▶ _Aim_
In the entries, find all lines that hold the word "dominant" and copy them.

## Begin Material for this task

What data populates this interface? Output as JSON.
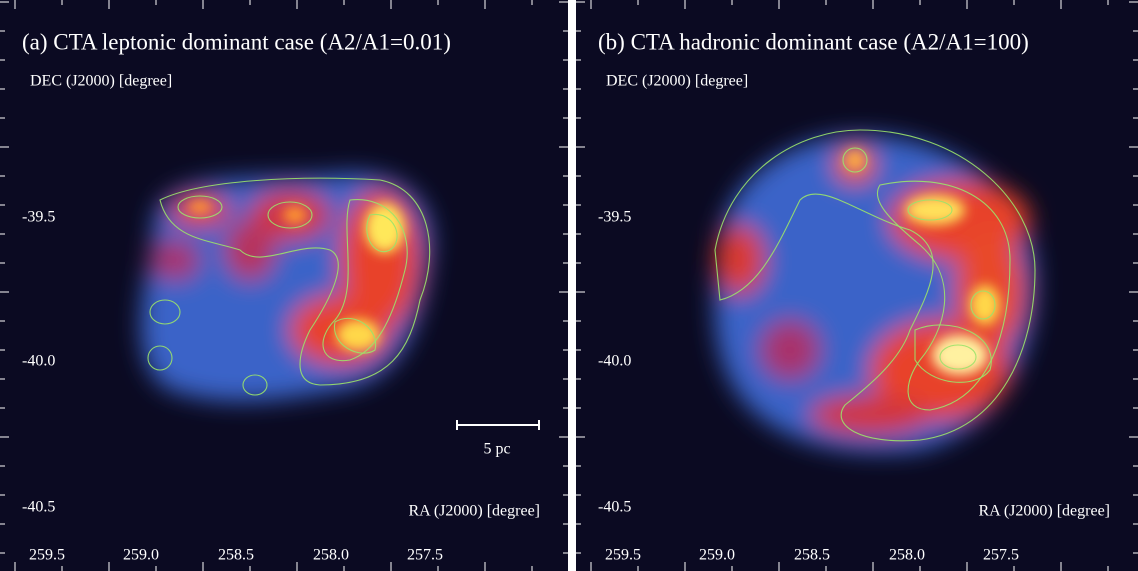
{
  "panels": [
    {
      "title": "(a) CTA leptonic dominant case (A2/A1=0.01)",
      "y_label": "DEC (J2000) [degree]",
      "x_label": "RA (J2000) [degree]",
      "y_tick_labels": [
        "-39.5",
        "-40.0",
        "-40.5"
      ],
      "x_tick_labels": [
        "259.5",
        "259.0",
        "258.5",
        "258.0",
        "257.5"
      ],
      "scale_bar": "5 pc"
    },
    {
      "title": "(b) CTA hadronic dominant case (A2/A1=100)",
      "y_label": "DEC (J2000) [degree]",
      "x_label": "RA (J2000) [degree]",
      "y_tick_labels": [
        "-39.5",
        "-40.0",
        "-40.5"
      ],
      "x_tick_labels": [
        "259.5",
        "259.0",
        "258.5",
        "258.0",
        "257.5"
      ]
    }
  ]
}
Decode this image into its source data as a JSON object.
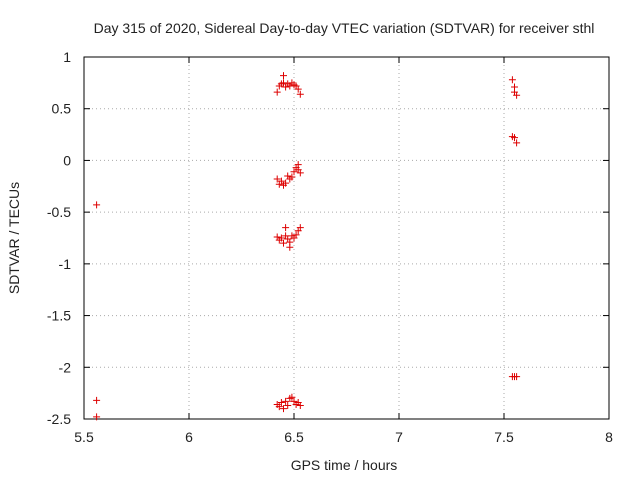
{
  "chart_data": {
    "type": "scatter",
    "title": "Day 315 of 2020, Sidereal Day-to-day VTEC variation (SDTVAR) for receiver sthl",
    "xlabel": "GPS time / hours",
    "ylabel": "SDTVAR / TECUs",
    "xlim": [
      5.5,
      8
    ],
    "ylim": [
      -2.5,
      1
    ],
    "xticks": [
      5.5,
      6,
      6.5,
      7,
      7.5,
      8
    ],
    "xtick_labels": [
      "5.5",
      "6",
      "6.5",
      "7",
      "7.5",
      "8"
    ],
    "yticks": [
      -2.5,
      -2,
      -1.5,
      -1,
      -0.5,
      0,
      0.5,
      1
    ],
    "ytick_labels": [
      "-2.5",
      "-2",
      "-1.5",
      "-1",
      "-0.5",
      "0",
      "0.5",
      "1"
    ],
    "grid": true,
    "marker": "+",
    "color": "#dd0000",
    "points": [
      [
        5.56,
        -0.43
      ],
      [
        5.56,
        -2.32
      ],
      [
        5.56,
        -2.48
      ],
      [
        6.42,
        0.66
      ],
      [
        6.43,
        0.72
      ],
      [
        6.44,
        0.74
      ],
      [
        6.45,
        0.82
      ],
      [
        6.45,
        0.75
      ],
      [
        6.46,
        0.71
      ],
      [
        6.47,
        0.74
      ],
      [
        6.48,
        0.72
      ],
      [
        6.49,
        0.75
      ],
      [
        6.5,
        0.73
      ],
      [
        6.51,
        0.72
      ],
      [
        6.52,
        0.69
      ],
      [
        6.53,
        0.64
      ],
      [
        6.42,
        -0.18
      ],
      [
        6.43,
        -0.23
      ],
      [
        6.44,
        -0.2
      ],
      [
        6.45,
        -0.24
      ],
      [
        6.46,
        -0.22
      ],
      [
        6.47,
        -0.15
      ],
      [
        6.48,
        -0.18
      ],
      [
        6.49,
        -0.16
      ],
      [
        6.5,
        -0.11
      ],
      [
        6.51,
        -0.07
      ],
      [
        6.52,
        -0.04
      ],
      [
        6.52,
        -0.09
      ],
      [
        6.53,
        -0.12
      ],
      [
        6.42,
        -0.74
      ],
      [
        6.43,
        -0.77
      ],
      [
        6.44,
        -0.75
      ],
      [
        6.45,
        -0.8
      ],
      [
        6.46,
        -0.65
      ],
      [
        6.46,
        -0.73
      ],
      [
        6.47,
        -0.76
      ],
      [
        6.48,
        -0.79
      ],
      [
        6.48,
        -0.84
      ],
      [
        6.49,
        -0.73
      ],
      [
        6.5,
        -0.75
      ],
      [
        6.51,
        -0.72
      ],
      [
        6.52,
        -0.68
      ],
      [
        6.53,
        -0.65
      ],
      [
        6.42,
        -2.36
      ],
      [
        6.43,
        -2.38
      ],
      [
        6.44,
        -2.34
      ],
      [
        6.45,
        -2.4
      ],
      [
        6.46,
        -2.33
      ],
      [
        6.47,
        -2.37
      ],
      [
        6.48,
        -2.3
      ],
      [
        6.49,
        -2.29
      ],
      [
        6.5,
        -2.33
      ],
      [
        6.51,
        -2.36
      ],
      [
        6.52,
        -2.34
      ],
      [
        6.53,
        -2.37
      ],
      [
        7.54,
        0.78
      ],
      [
        7.55,
        0.71
      ],
      [
        7.55,
        0.66
      ],
      [
        7.56,
        0.63
      ],
      [
        7.54,
        0.23
      ],
      [
        7.55,
        0.22
      ],
      [
        7.56,
        0.17
      ],
      [
        7.54,
        -2.09
      ],
      [
        7.55,
        -2.09
      ],
      [
        7.56,
        -2.09
      ]
    ]
  }
}
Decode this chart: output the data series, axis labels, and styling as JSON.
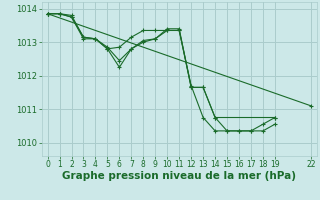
{
  "bg_color": "#cce8e8",
  "grid_color": "#aacccc",
  "line_color": "#1a6b2a",
  "marker_color": "#1a6b2a",
  "xlabel": "Graphe pression niveau de la mer (hPa)",
  "xlabel_fontsize": 7.5,
  "xlim": [
    -0.5,
    22.5
  ],
  "ylim": [
    1009.6,
    1014.2
  ],
  "yticks": [
    1010,
    1011,
    1012,
    1013,
    1014
  ],
  "xticks": [
    0,
    1,
    2,
    3,
    4,
    5,
    6,
    7,
    8,
    9,
    10,
    11,
    12,
    13,
    14,
    15,
    16,
    17,
    18,
    19,
    22
  ],
  "series": [
    {
      "x": [
        0,
        1,
        2,
        3,
        4,
        5,
        6,
        7,
        8,
        9,
        10,
        11,
        12,
        13,
        14,
        15,
        16,
        17,
        18,
        19
      ],
      "y": [
        1013.85,
        1013.85,
        1013.8,
        1013.15,
        1013.1,
        1012.85,
        1012.45,
        1012.8,
        1013.05,
        1013.1,
        1013.35,
        1013.35,
        1011.7,
        1010.75,
        1010.35,
        1010.35,
        1010.35,
        1010.35,
        1010.35,
        1010.55
      ]
    },
    {
      "x": [
        0,
        1,
        2,
        3,
        4,
        5,
        6,
        7,
        8,
        9,
        10,
        11,
        12,
        13,
        14,
        15,
        16,
        17,
        18,
        19
      ],
      "y": [
        1013.85,
        1013.85,
        1013.75,
        1013.15,
        1013.1,
        1012.8,
        1012.85,
        1013.15,
        1013.35,
        1013.35,
        1013.35,
        1013.35,
        1011.65,
        1011.65,
        1010.75,
        1010.35,
        1010.35,
        1010.35,
        1010.55,
        1010.75
      ]
    },
    {
      "x": [
        0,
        1,
        2,
        3,
        4,
        5,
        6,
        7,
        8,
        9,
        10,
        11,
        12,
        13,
        14,
        19
      ],
      "y": [
        1013.85,
        1013.85,
        1013.75,
        1013.1,
        1013.1,
        1012.8,
        1012.25,
        1012.8,
        1013.0,
        1013.1,
        1013.4,
        1013.4,
        1011.65,
        1011.65,
        1010.75,
        1010.75
      ]
    },
    {
      "x": [
        0,
        22
      ],
      "y": [
        1013.85,
        1011.1
      ]
    }
  ]
}
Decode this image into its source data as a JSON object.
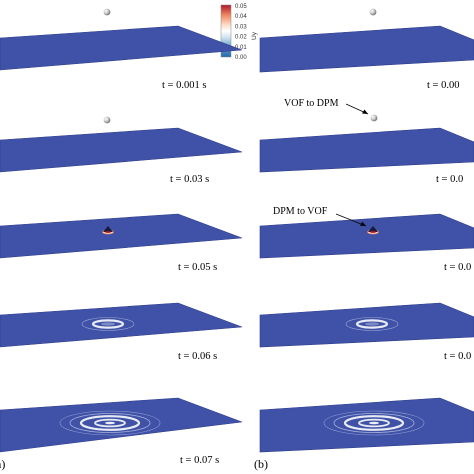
{
  "colorbar": {
    "title": "Uy",
    "ticks": [
      "0.05",
      "0.04",
      "0.03",
      "0.02",
      "0.01",
      "0.00"
    ],
    "colors": [
      "#b2182b",
      "#ef8a62",
      "#fddbc7",
      "#ffffff",
      "#d1e5f0",
      "#67a9cf",
      "#2166ac"
    ]
  },
  "panels": [
    {
      "label": "a)",
      "frames": [
        {
          "time": "t = 0.001 s",
          "feature": "droplet"
        },
        {
          "time": "t = 0.03 s",
          "feature": "droplet-low"
        },
        {
          "time": "t = 0.05 s",
          "feature": "impact"
        },
        {
          "time": "t = 0.06 s",
          "feature": "ring"
        },
        {
          "time": "t = 0.07 s",
          "feature": "rings"
        }
      ]
    },
    {
      "label": "(b)",
      "frames": [
        {
          "time": "t = 0.00",
          "feature": "droplet"
        },
        {
          "time": "t = 0.0",
          "feature": "droplet-low",
          "annotation": "VOF to DPM"
        },
        {
          "time": "t = 0.0",
          "feature": "impact",
          "annotation": "DPM to VOF"
        },
        {
          "time": "t = 0.0",
          "feature": "ring"
        },
        {
          "time": "",
          "feature": "rings"
        }
      ]
    }
  ],
  "colors": {
    "plate": "#4052a8",
    "plate_edge": "#2e3c8a",
    "ring": "#d9deea",
    "droplet": "#c8c8c8"
  }
}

## End Material for this task

▶ _In response_
      "title": "(a) CTA leptonic dominant case (A2/A1=0.01)",
      "title": "(b) CTA hadronic dominant case (A2/A1=100)",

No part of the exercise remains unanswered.